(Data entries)
-*-*-

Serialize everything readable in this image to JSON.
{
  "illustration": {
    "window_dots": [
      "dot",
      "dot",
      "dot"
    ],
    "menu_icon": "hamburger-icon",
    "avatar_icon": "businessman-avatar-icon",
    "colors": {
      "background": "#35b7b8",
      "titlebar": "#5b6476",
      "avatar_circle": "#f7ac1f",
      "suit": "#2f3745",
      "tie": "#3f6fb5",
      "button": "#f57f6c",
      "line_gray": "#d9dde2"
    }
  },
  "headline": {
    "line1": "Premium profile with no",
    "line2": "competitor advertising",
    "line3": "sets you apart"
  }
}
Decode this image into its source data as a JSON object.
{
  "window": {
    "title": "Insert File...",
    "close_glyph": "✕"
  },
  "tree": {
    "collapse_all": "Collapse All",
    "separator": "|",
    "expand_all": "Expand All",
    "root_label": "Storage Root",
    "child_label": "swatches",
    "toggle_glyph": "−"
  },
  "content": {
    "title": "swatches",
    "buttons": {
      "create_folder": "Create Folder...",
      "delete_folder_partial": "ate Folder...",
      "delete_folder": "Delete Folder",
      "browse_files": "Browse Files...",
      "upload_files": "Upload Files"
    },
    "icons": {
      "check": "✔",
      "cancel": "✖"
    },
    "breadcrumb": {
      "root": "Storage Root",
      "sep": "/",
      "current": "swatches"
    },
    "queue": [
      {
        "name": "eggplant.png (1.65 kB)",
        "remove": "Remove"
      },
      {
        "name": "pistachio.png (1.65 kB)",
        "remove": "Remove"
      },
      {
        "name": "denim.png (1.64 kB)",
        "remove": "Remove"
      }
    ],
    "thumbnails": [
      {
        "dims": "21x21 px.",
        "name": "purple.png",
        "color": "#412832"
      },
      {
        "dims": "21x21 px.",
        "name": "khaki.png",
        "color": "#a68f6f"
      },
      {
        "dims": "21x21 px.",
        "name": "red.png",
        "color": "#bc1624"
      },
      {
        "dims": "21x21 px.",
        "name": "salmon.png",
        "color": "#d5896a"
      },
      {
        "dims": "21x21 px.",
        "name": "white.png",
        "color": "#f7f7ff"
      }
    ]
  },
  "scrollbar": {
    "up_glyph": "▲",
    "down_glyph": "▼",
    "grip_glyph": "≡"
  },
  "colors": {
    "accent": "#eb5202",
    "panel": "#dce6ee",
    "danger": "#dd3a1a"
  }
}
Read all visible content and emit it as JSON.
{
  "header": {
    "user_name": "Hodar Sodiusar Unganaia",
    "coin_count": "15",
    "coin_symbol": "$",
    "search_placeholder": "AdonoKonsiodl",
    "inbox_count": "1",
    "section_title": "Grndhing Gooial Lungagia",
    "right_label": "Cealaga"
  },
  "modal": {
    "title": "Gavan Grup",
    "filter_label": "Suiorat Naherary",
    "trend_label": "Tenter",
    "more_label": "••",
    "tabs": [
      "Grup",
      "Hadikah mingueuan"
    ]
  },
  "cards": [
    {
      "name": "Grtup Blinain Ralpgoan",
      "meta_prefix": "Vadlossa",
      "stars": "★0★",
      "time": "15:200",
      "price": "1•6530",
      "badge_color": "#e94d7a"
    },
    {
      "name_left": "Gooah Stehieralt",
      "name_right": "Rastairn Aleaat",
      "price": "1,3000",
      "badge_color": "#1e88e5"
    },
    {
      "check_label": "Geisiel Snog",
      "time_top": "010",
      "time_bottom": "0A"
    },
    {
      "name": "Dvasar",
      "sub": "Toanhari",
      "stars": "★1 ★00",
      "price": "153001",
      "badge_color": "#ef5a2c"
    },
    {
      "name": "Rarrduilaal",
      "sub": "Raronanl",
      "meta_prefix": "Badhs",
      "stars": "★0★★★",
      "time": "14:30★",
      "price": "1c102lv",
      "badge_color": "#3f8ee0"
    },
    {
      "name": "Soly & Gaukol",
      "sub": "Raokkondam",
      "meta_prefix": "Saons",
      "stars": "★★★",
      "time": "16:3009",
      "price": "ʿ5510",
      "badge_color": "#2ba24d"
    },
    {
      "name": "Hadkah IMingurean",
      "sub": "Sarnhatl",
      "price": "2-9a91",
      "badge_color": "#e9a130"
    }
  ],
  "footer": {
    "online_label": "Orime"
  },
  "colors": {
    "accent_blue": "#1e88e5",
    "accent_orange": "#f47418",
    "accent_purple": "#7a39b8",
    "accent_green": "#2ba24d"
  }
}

-*-*-

- _Goal_:
Scan the entries above for the word "Folder" and collect each line holding it.

- _Result for this task_:
      "create_folder": "Create Folder...",
      "delete_folder_partial": "ate Folder...",
      "delete_folder": "Delete Folder",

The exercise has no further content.